Le texte:
◇ ◇ ◇ ◇ ◇

Un an après avoir accueilli Yves Lambert, le Sous-Bois est entré en dormance, ce qui crée un vide dans le paysage culturel de Saguenay.

Un automne sans le Sous-Bois

CHRONIQUE / La photographie qui accompagne ce texte a été captée le 14 octobre 2016, il y a exactement un an. C’était au deuxième jour de l’Oktober Folk Fest, un événement organisé par l’équipe du Sous-Bois. Cette manifestation avait pris suffisamment d’ampleur pour justifier la présence d’Yves Lambert dans la petite salle du centre-ville de Chicoutimi.

D’autres activités avaient eu lieu, dont un spectacle de Colin Moore, ce qui témoignait de l’attrait exercé par ce festival, autant que de la place qu’occupait le diffuseur spécialisé dans la musique alternative. Après avoir fait la preuve que le rock pouvait vivre dans une salle comprenant une centaine de places seulement, ses responsables se sentaient pousser des ailes.

Un an plus tard, pourtant, leurs rêves sont entrés en dormance. Le public était resté fidèle, mais justement, l’espace manquait pour passer à l’étape suivante. Le bail n’a pas été renouvelé et un projet de déménagement a germé, qui ne s’est pas encore concrétisé. En attendant la suite des choses, un constat s’impose : un vide s’est créé dans le paysage culturel de Saguenay.

◇ ◇ ◇ ◇ ◇

Consignes de l'exercice:
1) Réécris tout ce qui va de « Un automne sans » jusqu'à « pousser des ailes. » dans la chronique sur le Sous-Bois, en mettant « rendez-vous » à la place de « festival ».
2) Réponds à ces questions sur la chronique sur le Sous-Bois.
(a) À quelle date la photo qui accompagne la chronique a-t-elle été prise ?
(b) Combien de places compte à peu près la salle du Sous-Bois ?
(c) Qu'est-il arrivé au bail ?
3) Écris la suite de la chronique sur le Sous-Bois, à partir de sa dernière phrase.
Les items ne jouent aucun rôle dans ce travail.

Jeu de données:
◇ ◇ ◇ ◇ ◇

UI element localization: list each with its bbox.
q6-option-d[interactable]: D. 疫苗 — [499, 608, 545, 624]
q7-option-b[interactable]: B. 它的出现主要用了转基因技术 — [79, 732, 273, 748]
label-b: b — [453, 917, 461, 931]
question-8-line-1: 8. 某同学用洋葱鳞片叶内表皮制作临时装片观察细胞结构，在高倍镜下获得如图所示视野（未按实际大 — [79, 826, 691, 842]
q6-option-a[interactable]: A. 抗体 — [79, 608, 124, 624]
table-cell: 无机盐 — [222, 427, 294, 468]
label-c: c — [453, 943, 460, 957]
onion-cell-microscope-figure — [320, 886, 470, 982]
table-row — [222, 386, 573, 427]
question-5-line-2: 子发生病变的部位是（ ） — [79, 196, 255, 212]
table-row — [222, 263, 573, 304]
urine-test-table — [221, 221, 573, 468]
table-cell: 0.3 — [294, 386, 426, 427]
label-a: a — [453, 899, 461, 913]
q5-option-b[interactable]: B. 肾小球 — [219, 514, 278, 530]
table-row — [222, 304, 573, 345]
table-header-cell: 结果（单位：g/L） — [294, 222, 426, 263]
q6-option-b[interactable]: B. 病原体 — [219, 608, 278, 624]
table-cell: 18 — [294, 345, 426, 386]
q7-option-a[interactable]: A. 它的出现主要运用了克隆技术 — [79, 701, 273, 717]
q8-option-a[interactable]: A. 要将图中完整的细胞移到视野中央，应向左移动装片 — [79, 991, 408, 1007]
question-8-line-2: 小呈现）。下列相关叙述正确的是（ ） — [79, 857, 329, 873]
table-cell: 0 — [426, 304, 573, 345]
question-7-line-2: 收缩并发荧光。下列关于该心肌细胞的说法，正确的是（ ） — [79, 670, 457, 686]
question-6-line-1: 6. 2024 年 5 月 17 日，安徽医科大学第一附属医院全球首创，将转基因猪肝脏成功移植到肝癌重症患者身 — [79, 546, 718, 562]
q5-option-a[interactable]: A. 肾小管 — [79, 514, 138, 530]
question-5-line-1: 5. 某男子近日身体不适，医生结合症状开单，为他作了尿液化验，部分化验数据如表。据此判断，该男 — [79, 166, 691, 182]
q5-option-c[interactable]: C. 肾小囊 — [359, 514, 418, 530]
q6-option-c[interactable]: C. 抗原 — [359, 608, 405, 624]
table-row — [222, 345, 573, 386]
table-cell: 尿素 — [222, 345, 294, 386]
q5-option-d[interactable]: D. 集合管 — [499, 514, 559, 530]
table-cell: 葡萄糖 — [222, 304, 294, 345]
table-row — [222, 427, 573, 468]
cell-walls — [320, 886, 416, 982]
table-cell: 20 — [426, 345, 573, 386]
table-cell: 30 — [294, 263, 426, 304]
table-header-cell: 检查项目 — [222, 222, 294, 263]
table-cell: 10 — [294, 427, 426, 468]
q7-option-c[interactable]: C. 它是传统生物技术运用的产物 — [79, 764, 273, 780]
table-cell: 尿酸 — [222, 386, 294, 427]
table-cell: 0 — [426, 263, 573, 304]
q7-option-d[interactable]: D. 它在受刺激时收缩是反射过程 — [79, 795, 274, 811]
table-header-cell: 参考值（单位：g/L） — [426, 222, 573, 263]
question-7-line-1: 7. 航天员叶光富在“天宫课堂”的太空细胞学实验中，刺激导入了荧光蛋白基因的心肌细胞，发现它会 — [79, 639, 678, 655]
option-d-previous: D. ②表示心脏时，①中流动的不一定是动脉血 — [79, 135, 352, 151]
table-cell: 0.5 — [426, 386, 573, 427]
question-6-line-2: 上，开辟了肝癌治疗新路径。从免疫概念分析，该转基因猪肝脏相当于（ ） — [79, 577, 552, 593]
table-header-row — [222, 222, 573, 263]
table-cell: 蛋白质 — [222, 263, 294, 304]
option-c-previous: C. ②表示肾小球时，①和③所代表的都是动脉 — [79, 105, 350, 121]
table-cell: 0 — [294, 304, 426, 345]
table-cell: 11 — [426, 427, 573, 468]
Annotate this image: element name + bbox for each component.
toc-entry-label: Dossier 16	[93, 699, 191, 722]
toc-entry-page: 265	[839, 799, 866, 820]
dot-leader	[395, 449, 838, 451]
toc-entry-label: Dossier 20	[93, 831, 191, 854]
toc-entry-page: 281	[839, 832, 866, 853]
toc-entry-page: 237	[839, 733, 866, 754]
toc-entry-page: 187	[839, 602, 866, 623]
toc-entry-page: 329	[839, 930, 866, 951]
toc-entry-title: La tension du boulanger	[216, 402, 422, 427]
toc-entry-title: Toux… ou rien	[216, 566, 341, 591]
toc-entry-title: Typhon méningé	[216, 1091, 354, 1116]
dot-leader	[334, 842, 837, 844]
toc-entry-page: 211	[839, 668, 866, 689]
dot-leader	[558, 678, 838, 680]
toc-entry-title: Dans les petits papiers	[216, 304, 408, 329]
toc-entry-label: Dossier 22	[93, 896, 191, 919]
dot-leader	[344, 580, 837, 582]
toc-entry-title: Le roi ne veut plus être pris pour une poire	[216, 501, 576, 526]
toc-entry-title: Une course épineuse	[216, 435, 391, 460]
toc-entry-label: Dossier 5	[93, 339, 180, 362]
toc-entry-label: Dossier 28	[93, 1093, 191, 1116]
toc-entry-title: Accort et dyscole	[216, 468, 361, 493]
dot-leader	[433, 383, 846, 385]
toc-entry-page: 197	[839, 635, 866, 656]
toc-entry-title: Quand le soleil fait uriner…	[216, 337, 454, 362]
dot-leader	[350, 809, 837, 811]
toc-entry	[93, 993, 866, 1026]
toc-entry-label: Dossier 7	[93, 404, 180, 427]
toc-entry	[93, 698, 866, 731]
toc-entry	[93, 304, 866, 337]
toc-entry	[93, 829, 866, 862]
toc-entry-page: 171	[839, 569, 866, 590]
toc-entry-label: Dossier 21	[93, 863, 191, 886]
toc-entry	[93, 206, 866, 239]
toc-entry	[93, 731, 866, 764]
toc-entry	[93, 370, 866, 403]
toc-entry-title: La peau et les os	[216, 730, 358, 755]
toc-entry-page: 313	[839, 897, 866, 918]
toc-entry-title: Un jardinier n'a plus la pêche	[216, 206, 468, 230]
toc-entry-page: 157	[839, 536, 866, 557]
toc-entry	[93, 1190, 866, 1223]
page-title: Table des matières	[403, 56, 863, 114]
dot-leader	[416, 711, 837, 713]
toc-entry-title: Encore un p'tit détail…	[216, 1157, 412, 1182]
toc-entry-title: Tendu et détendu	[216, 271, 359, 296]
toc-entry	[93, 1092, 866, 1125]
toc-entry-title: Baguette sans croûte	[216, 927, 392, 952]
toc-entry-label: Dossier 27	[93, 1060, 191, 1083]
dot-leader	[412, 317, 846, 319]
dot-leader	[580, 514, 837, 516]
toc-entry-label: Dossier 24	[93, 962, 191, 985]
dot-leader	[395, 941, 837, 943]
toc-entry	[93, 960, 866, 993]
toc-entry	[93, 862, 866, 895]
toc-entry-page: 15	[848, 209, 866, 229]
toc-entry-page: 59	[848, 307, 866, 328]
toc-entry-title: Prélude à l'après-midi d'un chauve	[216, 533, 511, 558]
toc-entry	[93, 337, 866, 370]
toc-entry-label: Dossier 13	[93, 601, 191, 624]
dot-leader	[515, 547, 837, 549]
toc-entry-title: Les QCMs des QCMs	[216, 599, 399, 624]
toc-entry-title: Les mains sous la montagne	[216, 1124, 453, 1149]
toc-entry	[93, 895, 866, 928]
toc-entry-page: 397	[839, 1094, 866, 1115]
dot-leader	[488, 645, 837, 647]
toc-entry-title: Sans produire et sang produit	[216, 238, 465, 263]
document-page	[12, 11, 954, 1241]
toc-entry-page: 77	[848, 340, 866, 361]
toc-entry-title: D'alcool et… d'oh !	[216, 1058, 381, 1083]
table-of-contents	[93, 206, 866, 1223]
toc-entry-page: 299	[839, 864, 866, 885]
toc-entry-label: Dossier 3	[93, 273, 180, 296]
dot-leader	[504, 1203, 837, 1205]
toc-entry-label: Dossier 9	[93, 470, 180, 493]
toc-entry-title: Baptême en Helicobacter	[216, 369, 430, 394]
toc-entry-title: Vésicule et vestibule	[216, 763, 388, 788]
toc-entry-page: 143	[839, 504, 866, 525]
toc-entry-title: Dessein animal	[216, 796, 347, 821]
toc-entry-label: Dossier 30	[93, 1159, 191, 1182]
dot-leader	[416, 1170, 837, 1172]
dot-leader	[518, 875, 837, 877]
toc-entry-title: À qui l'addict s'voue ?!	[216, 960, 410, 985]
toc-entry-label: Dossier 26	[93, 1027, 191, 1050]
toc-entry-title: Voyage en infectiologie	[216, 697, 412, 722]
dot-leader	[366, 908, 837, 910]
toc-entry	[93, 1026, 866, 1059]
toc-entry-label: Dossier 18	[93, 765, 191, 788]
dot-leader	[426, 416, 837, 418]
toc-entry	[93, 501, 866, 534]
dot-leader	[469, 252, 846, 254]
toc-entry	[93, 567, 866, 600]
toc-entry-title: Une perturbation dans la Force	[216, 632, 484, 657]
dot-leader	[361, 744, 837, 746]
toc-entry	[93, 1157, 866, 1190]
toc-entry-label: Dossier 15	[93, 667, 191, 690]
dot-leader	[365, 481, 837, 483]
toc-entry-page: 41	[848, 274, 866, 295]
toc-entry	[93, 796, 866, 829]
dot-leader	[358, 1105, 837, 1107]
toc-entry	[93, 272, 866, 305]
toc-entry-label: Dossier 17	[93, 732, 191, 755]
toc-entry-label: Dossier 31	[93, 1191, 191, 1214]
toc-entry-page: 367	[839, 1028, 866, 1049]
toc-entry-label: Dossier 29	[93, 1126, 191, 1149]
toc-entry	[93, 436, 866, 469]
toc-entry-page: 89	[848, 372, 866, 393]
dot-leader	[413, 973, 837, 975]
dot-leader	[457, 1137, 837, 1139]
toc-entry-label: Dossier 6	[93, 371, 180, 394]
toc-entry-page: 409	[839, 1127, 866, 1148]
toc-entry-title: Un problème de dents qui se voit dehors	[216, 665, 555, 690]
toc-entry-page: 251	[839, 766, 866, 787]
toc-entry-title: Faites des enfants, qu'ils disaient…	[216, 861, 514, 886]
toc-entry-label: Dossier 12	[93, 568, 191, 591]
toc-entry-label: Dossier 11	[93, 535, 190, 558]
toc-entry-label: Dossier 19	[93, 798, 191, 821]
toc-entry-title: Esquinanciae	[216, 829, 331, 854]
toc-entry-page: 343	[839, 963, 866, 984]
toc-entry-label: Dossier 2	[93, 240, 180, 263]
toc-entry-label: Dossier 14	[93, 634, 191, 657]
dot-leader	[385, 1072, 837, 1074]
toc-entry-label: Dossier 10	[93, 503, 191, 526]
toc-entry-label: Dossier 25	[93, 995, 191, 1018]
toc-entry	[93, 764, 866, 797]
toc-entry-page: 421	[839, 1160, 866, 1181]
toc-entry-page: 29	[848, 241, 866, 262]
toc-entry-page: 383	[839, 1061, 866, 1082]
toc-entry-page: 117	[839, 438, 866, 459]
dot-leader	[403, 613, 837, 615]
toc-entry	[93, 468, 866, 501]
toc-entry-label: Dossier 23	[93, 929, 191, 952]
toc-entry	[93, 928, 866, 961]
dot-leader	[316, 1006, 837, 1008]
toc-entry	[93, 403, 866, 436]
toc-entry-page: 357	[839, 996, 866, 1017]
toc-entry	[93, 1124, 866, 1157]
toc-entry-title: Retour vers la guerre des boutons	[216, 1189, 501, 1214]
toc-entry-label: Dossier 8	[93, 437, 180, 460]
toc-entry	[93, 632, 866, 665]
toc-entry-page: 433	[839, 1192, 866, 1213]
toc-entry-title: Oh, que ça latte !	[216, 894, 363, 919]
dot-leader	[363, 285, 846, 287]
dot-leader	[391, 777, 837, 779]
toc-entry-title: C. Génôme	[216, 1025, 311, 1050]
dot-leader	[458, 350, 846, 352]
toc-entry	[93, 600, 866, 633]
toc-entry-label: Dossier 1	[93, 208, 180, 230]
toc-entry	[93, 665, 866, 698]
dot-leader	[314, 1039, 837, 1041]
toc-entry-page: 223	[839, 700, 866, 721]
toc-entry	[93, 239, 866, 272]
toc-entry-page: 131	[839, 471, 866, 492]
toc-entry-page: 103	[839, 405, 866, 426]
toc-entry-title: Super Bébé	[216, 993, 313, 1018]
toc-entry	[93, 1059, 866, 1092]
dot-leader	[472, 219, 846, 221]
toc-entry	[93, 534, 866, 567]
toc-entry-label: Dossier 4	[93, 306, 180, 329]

◇ ◇ ◇ ◇ ◇

Réponses dans l'ordre:
1)
Un automne sans le Sous-Bois

CHRONIQUE / La photographie qui accompagne ce texte a été captée le 14 octobre 2016, il y a exactement un an. C’était au deuxième jour de l’Oktober Folk Fest, un événement organisé par l’équipe du Sous-Bois. Cette manifestation avait pris suffisamment d’ampleur pour justifier la présence d’Yves Lambert dans la petite salle du centre-ville de Chicoutimi.

D’autres activités avaient eu lieu, dont un spectacle de Colin Moore, ce qui témoignait de l’attrait exercé par ce rendez-vous, autant que de la place qu’occupait le diffuseur spécialisé dans la musique alternative. Après avoir fait la preuve que le rock pouvait vivre dans une salle comprenant une centaine de places seulement, ses responsables se sentaient pousser des ailes.

2)
(a) Le 14 octobre 2016.
(b) Une centaine de places.
(c) Il n'a pas été renouvelé.

3)
Tant mieux s’il s’agit d’une absence temporaire, mais qui peut le garantir ? On frémit en songeant à un événement comme l’Oktober Folk Fest qui a quitté inopinément, comme disent les informaticiens. Idem pour les spectacles réguliers qui, rappelons-le, attiraient une clientèle jeune et allumée dans une ville dont la moyenne d’âge augmente à vue d’oeil.

On parle beaucoup de développement économique dans le cadre de la campagne électorale, mais à une époque où toutes les communautés cherchent à garder leurs jeunes, le sort d’une institution comme le Sous-Bois mériterait au moins une pensée, voire un engagement. Ça ne générerait pas des tonnes de votes, mais la génération montante réaliserait que dans cette ville, elle n’est pas perçue comme un corps étranger.